__Goal__.
Without omitting anything, retype the data that follows.

__Data__.
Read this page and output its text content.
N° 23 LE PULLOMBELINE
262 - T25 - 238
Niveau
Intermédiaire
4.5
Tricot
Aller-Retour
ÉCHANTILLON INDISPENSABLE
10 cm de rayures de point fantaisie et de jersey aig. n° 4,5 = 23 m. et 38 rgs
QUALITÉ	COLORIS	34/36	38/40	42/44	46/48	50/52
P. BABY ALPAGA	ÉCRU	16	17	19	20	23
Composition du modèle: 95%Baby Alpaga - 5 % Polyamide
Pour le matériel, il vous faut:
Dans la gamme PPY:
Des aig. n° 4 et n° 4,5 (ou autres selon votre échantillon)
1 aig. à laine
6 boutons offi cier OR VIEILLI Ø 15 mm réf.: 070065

__Response to this exercise__.
Read this page and output its text content.
N° 23 LE PULLOMBELINE
262 - T25 - 238
Niveau
Intermédiaire
4.5
Tricot
Aller-Retour
ÉCHANTILLON INDISPENSABLE
10 cm de rayures de point fantaisie et de jersey aig. n° 4,5 = 23 m. et 38 rgs
QUALITÉ	COLORIS	34/36	38/40	42/44	46/48	50/52
P. BABY ALPAGA	ÉCRU	16	17	19	20	23
Composition du modèle: 95%Baby Alpaga - 5 % Polyamide
Pour le matériel, il vous faut:
Dans la gamme PPY:
Des aig. n° 4 et n° 4,5 (ou autres selon votre échantillon)
1 aig. à laine
6 boutons offi cier OR VIEILLI Ø 15 mm réf.: 070065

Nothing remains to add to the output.